--- Information shown ---
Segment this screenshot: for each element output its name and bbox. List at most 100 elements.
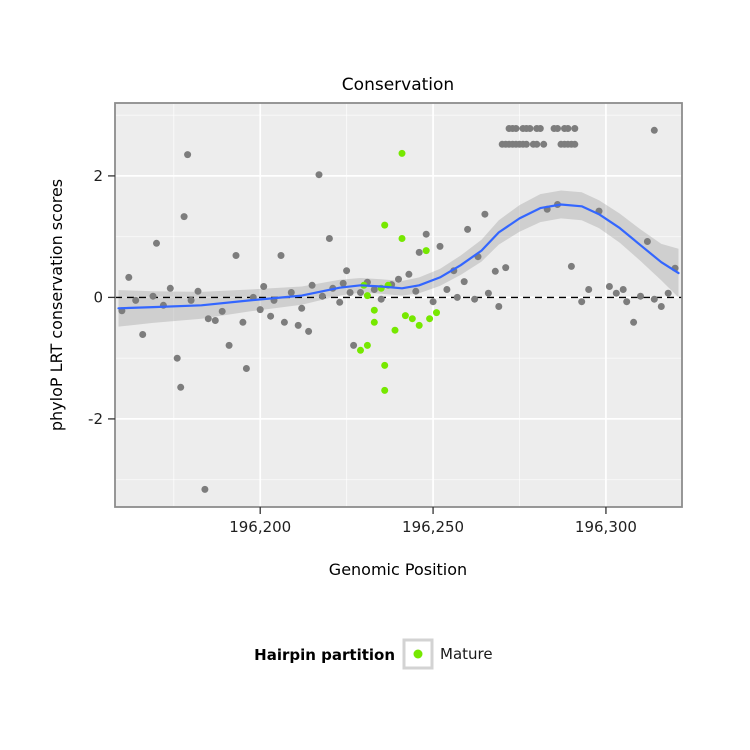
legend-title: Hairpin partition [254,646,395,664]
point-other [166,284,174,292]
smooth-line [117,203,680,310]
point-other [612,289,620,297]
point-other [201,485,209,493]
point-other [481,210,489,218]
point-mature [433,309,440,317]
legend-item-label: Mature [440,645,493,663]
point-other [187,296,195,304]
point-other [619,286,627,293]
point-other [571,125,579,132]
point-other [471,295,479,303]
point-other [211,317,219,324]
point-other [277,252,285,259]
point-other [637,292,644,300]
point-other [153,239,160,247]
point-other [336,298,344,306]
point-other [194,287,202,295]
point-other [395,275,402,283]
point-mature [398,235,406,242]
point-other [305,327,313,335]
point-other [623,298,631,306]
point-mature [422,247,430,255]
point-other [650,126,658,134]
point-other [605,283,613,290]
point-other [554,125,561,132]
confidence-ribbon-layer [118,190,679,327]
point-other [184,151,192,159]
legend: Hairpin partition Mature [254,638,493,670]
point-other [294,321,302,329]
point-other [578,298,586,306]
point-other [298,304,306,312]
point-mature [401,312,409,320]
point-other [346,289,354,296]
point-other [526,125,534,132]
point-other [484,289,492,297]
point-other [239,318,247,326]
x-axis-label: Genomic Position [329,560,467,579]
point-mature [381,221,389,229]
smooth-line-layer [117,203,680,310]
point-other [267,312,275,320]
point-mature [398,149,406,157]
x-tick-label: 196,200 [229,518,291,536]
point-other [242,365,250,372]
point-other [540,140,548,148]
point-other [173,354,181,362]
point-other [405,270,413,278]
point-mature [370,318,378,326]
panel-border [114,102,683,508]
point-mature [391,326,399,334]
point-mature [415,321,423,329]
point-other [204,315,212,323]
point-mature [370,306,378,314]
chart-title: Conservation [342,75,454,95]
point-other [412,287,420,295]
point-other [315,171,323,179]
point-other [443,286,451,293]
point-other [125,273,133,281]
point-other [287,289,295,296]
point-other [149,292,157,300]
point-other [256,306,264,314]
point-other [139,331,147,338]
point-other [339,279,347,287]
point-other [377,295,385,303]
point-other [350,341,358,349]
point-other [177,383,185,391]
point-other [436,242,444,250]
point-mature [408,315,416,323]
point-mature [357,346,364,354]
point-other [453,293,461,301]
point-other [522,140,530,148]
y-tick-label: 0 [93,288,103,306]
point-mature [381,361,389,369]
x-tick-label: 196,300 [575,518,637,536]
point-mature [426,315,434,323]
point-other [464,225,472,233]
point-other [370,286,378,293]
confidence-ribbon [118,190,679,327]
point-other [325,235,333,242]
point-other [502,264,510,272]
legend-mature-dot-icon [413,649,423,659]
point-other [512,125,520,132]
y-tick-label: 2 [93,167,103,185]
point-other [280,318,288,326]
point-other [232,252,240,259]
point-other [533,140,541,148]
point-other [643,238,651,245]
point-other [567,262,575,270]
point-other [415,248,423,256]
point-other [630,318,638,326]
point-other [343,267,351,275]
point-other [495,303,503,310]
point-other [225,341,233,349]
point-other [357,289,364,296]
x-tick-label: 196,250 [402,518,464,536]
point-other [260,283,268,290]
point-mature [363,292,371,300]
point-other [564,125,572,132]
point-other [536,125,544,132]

--- Instructions to follow ---
From the data above, gather every line that includes the word "label".

--- Output for this task ---
legend-item-label: Mature [440,645,493,663]
x-axis-label: Genomic Position [329,560,467,579]
x-tick-label: 196,200 [229,518,291,536]
y-tick-label: 0 [93,288,103,306]
x-tick-label: 196,300 [575,518,637,536]
y-tick-label: 2 [93,167,103,185]
x-tick-label: 196,250 [402,518,464,536]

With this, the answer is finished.